I praised the Ford Motor Company for the initial pricing and product strategy of the Maverick pickup truck in many past issues of AE. Forget about the F-150 Lightning and the Mach-E because the Maverick is, in my estimation, the most desirable – and significant – of all of Ford’s offerings, and I said it repeatedly upon its introduction to the market. In case you’re wondering, the base price on the current 2026 Maverick XL is $28,145. I priced a top-line Maverick Lariat SuperCrew with the hybrid powertrain as I was writing this column, and I came up with a price – with options – of $42,405.
To me, that’s an acceptable price point, and now that Ford understands the staying power of the Maverick in the market, they’ve finally got religion as to what it has with its smaller hybrid pickup. Ford operatives were slow on the uptake while trying to figure things out, but now that they get it, they’re reaping the rewards.
That doesn’t mean that Ford’s double-secret, “$30,000” EV pickup that’s coming will be an autonatic success, however, because there are just too many variables that come into play. Is the price being talked about a hard number? Or will it slide upward before it’s even introduced? Will Ford be able to launch the vehicle properly? Because the company’s track record in that regard has proven to be piss-poor at best. And what will the market environment be in late 2027 when this new EV is allegedly going to see the light of day? Ford operative are making a lot of promises about their upcoming “greatest thing since sliced bread” EV pickup, which in this case is not a promising strategy, given the company’s track record. In fact, it’s a giant “we’ll see” as we like to say around here.
Needless to say, that’s a lot on Ford’s plate, especially with the constant thrum of new EVs/Hybrids being introduced from other, ultra-competitive manufacturers. I’ve been reminding our AE readers for a while now that EVs are not going away by any stretch. They are going to be an essential part of our nation’s fleet going forward, along with the burgeoning popularity of Hybrids. And, of course, ICE vehicles will continue to hold a prominent place in the American market as well.

§ Given records:
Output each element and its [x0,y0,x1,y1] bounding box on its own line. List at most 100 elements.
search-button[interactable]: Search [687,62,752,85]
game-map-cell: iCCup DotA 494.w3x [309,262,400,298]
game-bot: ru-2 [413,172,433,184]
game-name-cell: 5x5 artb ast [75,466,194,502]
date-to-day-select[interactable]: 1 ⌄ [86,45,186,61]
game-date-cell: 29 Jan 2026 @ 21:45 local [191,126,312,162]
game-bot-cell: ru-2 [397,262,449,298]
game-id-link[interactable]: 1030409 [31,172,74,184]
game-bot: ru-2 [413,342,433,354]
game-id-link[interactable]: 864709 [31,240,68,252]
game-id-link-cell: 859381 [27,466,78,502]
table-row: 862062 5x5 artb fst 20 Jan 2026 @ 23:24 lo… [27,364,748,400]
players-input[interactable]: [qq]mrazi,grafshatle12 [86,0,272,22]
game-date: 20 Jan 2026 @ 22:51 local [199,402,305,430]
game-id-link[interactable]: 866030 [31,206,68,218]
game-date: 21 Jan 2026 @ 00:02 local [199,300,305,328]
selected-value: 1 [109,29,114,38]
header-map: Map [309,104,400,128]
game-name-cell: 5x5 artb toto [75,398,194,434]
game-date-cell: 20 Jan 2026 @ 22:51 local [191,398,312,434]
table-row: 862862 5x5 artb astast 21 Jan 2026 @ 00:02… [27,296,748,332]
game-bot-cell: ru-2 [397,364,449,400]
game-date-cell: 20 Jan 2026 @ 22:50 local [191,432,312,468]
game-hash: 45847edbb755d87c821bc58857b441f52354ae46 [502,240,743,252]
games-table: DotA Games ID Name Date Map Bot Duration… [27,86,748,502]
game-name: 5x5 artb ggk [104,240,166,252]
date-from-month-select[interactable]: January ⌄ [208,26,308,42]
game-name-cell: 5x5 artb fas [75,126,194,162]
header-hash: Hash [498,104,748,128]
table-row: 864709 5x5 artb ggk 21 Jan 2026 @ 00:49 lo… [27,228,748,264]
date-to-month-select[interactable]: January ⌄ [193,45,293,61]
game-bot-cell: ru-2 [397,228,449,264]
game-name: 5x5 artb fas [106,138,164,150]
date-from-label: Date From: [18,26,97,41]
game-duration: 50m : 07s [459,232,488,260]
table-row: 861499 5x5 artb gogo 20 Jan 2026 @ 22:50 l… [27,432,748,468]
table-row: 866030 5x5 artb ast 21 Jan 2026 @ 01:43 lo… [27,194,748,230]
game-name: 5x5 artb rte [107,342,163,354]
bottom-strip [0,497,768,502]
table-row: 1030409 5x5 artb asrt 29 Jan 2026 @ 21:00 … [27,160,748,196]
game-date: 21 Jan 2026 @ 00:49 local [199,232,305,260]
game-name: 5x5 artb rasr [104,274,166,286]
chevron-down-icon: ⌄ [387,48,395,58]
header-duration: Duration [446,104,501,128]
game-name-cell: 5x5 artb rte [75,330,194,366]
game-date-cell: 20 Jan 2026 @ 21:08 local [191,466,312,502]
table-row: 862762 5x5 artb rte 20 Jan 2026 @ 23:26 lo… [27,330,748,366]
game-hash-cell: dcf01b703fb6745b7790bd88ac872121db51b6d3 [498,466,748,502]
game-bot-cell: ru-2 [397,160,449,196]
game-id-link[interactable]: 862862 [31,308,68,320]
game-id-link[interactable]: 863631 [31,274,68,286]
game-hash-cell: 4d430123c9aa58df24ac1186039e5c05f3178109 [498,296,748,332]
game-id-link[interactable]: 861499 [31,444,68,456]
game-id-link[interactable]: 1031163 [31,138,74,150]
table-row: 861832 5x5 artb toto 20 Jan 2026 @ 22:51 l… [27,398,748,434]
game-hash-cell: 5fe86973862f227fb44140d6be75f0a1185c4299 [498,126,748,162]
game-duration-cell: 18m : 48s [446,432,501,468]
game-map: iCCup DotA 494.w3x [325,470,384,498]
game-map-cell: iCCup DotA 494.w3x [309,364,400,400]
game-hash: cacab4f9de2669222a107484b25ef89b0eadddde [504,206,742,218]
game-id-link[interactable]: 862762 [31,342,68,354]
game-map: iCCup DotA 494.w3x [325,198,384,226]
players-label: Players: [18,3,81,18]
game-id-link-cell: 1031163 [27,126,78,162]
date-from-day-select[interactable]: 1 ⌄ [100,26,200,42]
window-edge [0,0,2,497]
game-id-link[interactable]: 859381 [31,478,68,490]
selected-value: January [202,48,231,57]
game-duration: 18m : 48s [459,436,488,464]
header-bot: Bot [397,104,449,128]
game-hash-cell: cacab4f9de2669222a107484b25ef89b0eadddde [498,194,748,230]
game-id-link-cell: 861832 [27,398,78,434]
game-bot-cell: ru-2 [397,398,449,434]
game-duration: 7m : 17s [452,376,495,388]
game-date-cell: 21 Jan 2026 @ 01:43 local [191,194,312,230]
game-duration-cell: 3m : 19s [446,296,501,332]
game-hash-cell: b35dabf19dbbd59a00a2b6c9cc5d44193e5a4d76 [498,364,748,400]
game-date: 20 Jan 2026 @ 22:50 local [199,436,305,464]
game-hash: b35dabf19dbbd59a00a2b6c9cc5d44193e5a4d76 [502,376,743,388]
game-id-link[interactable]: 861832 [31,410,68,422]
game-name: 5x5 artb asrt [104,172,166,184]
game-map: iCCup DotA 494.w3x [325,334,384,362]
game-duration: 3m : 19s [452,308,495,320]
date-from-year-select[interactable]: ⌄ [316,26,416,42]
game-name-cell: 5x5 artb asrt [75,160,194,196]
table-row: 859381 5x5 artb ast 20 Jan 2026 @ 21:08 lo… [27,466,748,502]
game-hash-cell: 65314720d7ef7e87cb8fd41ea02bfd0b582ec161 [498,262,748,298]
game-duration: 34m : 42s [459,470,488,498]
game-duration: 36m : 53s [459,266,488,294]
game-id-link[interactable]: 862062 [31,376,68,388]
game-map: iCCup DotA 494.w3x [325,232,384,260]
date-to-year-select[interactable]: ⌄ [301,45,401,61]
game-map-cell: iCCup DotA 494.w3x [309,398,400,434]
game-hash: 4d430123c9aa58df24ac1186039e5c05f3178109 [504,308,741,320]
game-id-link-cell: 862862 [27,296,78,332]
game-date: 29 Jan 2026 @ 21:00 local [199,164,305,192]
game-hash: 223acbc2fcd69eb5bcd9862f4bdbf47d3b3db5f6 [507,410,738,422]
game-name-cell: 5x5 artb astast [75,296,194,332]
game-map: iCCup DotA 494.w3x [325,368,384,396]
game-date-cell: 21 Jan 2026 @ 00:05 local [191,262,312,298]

§ What you need to do:
1. In the column on Ford's Maverick pickup, what is the base price of the 2026 Maverick XL?
2. Continue the column on Ford's Maverick pickup, starting after its last paragraph.

§ Written responses:
1. $28,145

2.
But regardless of the propulsion, fundamental affordability must be addressed. The idea of “affordable” from the U.S.-based manufacturers’ perspective and the reality for consumers have too often been vastly different concepts. A sure sign that consumers are feeling the heat? Twenty-four percent of borrowers chose 84-month terms or longer in the second quarter, according to Edmunds. It’s no secret that these longer-term loans are disastrous for consumers, with many ending up heavily “upside down” and deeper in financial debt half-way through the term of the loans. The callous, “What, Us Worry” attitude from the manufacturers on display with these longer-term loans always comes back to bite them hard.
Any manufacturer that creates a well-equipped and desirable EV with at least 350-miles of range – with the emphasis on well-equipped and desirable inside and out – for around $35,000 or less, all-in, and I’ll show you a winning combination in the marketplace. The rest of the chatter is just so much noise. (The current Chevrolet Bolt RS EV is a real buy in the market at $32,995, but it will only be available for a year, to be replaced by something much better, allegedly.) As for the Slate and TELO EV trucks? I applaud both efforts, but as I said last week, it’s still a giant “we’ll see” as to how these vehicles come to market and whether or not they become actual sustainable enterprises, or not.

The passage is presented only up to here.